**Records for the exercise:**
◇ ◇ ◇ ◇ ◇

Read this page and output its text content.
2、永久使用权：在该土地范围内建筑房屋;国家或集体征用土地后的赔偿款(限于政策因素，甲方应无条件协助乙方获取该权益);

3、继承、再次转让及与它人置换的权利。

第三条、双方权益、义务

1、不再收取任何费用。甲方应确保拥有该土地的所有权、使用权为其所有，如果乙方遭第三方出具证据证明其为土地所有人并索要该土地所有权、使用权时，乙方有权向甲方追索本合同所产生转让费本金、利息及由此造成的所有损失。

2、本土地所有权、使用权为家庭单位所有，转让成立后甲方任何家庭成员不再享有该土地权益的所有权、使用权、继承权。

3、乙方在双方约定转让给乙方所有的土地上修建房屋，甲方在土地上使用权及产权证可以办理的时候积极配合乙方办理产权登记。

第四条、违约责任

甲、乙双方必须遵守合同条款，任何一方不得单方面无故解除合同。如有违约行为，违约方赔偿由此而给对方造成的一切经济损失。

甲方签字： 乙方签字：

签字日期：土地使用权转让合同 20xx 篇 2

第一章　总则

◇ ◇ ◇ ◇ ◇

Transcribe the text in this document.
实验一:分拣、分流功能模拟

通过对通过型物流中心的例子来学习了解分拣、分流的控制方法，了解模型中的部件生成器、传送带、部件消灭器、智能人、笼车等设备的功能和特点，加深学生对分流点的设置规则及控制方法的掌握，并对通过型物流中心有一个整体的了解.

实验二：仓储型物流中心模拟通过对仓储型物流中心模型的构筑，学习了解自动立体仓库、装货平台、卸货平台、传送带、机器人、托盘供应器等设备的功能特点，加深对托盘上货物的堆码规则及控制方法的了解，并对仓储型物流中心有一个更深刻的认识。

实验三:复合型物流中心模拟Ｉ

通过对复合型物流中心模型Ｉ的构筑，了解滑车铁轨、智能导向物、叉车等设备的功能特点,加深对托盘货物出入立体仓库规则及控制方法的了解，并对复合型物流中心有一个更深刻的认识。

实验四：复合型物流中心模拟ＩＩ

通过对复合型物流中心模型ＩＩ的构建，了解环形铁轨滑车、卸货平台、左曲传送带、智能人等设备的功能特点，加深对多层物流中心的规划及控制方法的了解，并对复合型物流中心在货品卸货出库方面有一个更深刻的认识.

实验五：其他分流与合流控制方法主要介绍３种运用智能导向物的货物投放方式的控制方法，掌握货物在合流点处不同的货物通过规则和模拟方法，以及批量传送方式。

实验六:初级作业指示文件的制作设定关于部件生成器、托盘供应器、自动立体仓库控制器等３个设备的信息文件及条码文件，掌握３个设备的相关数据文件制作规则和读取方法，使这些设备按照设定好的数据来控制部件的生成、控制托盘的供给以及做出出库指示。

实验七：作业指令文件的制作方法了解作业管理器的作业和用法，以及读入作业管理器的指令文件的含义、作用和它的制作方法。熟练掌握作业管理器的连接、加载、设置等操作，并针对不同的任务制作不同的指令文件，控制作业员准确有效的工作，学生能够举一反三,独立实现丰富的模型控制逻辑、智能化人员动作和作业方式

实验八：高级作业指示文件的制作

◇ ◇ ◇ ◇ ◇

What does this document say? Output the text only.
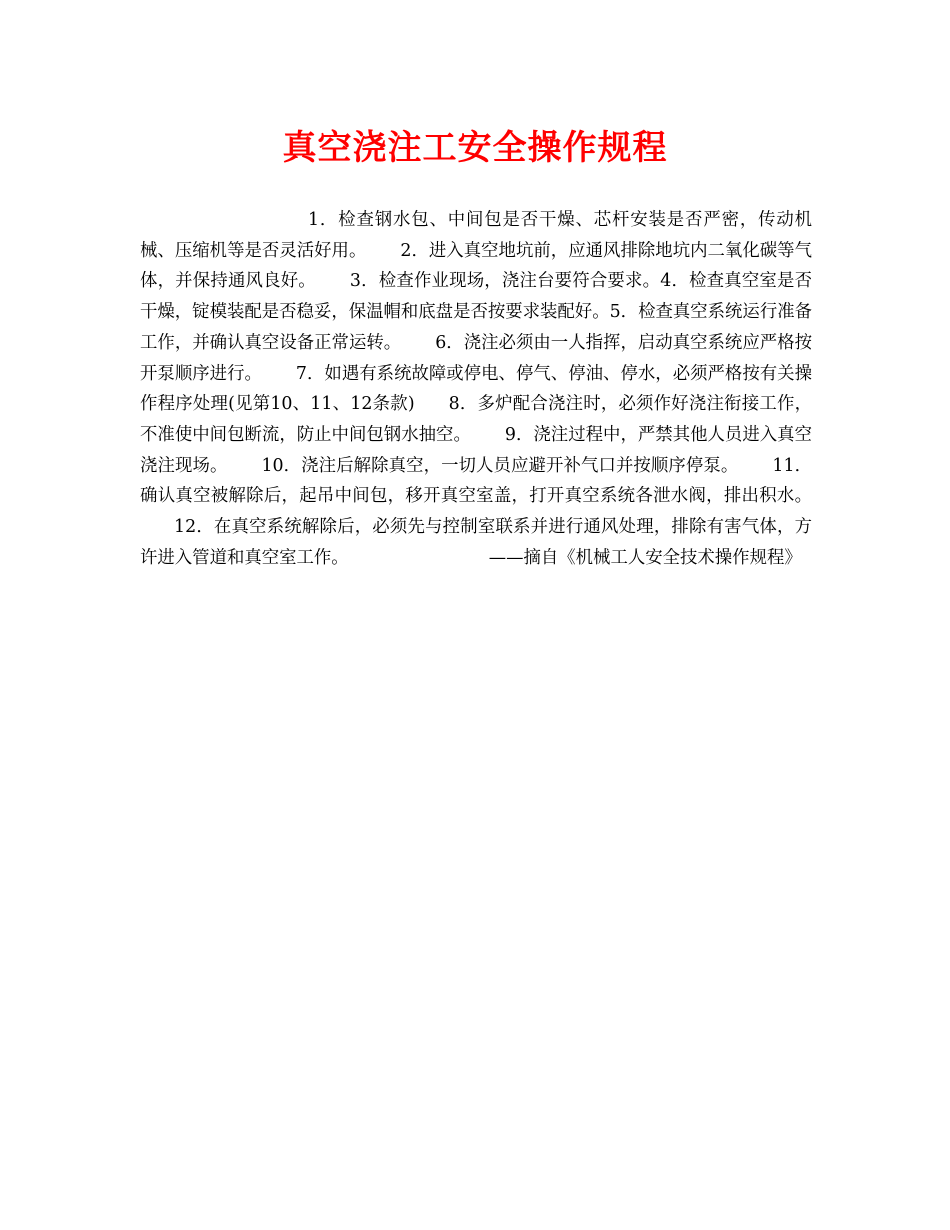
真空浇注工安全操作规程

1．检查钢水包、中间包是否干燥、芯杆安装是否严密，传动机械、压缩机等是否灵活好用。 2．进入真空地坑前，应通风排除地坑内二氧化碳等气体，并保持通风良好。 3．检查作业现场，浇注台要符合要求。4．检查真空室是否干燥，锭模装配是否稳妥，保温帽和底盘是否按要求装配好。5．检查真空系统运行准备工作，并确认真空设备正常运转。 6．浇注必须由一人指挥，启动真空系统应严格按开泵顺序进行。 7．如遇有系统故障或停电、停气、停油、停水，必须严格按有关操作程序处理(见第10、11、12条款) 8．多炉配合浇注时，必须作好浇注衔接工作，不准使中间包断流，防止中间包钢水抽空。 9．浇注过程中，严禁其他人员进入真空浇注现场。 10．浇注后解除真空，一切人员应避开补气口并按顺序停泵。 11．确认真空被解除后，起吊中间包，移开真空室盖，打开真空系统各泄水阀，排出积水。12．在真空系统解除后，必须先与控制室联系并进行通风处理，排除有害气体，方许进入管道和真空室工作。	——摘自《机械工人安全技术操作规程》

◇ ◇ ◇ ◇ ◇

Say how many lines contain the string "this", giving nothing but the count.

**The solution:** 3